→ Extracted information
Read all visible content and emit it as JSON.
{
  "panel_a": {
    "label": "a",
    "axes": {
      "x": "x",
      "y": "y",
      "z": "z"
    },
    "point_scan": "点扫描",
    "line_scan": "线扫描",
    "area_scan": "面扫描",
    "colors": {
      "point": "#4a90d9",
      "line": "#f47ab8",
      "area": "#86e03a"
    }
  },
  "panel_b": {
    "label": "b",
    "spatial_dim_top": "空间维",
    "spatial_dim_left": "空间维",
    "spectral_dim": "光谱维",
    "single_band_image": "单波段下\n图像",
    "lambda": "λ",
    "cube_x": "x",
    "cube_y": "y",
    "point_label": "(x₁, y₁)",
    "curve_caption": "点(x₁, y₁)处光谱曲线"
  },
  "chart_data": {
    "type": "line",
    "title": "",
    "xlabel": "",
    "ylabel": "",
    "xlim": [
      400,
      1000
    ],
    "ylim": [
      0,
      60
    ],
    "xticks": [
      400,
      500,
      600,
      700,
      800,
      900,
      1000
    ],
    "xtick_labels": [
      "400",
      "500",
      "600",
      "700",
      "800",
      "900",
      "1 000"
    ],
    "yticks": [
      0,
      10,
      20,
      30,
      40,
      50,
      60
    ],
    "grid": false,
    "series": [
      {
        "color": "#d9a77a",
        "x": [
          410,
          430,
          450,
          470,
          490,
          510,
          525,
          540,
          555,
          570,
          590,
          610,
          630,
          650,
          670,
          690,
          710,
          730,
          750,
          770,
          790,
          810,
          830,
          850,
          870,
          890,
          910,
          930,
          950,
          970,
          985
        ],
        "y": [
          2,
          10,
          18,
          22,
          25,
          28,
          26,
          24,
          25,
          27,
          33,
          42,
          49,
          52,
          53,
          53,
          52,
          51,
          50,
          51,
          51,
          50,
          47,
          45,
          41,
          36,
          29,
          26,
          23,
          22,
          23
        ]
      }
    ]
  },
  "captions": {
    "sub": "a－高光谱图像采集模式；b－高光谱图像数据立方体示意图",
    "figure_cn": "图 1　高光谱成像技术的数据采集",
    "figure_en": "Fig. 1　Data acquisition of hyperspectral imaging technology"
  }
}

→ Work required
Repeat each record in full; every line must match exactly.

→ Result for this exercise
Read all visible content and emit it as JSON.
{
  "panel_a": {
    "label": "a",
    "axes": {
      "x": "x",
      "y": "y",
      "z": "z"
    },
    "point_scan": "点扫描",
    "line_scan": "线扫描",
    "area_scan": "面扫描",
    "colors": {
      "point": "#4a90d9",
      "line": "#f47ab8",
      "area": "#86e03a"
    }
  },
  "panel_b": {
    "label": "b",
    "spatial_dim_top": "空间维",
    "spatial_dim_left": "空间维",
    "spectral_dim": "光谱维",
    "single_band_image": "单波段下\n图像",
    "lambda": "λ",
    "cube_x": "x",
    "cube_y": "y",
    "point_label": "(x₁, y₁)",
    "curve_caption": "点(x₁, y₁)处光谱曲线"
  },
  "chart_data": {
    "type": "line",
    "title": "",
    "xlabel": "",
    "ylabel": "",
    "xlim": [
      400,
      1000
    ],
    "ylim": [
      0,
      60
    ],
    "xticks": [
      400,
      500,
      600,
      700,
      800,
      900,
      1000
    ],
    "xtick_labels": [
      "400",
      "500",
      "600",
      "700",
      "800",
      "900",
      "1 000"
    ],
    "yticks": [
      0,
      10,
      20,
      30,
      40,
      50,
      60
    ],
    "grid": false,
    "series": [
      {
        "color": "#d9a77a",
        "x": [
          410,
          430,
          450,
          470,
          490,
          510,
          525,
          540,
          555,
          570,
          590,
          610,
          630,
          650,
          670,
          690,
          710,
          730,
          750,
          770,
          790,
          810,
          830,
          850,
          870,
          890,
          910,
          930,
          950,
          970,
          985
        ],
        "y": [
          2,
          10,
          18,
          22,
          25,
          28,
          26,
          24,
          25,
          27,
          33,
          42,
          49,
          52,
          53,
          53,
          52,
          51,
          50,
          51,
          51,
          50,
          47,
          45,
          41,
          36,
          29,
          26,
          23,
          22,
          23
        ]
      }
    ]
  },
  "captions": {
    "sub": "a－高光谱图像采集模式；b－高光谱图像数据立方体示意图",
    "figure_cn": "图 1　高光谱成像技术的数据采集",
    "figure_en": "Fig. 1　Data acquisition of hyperspectral imaging technology"
  }
}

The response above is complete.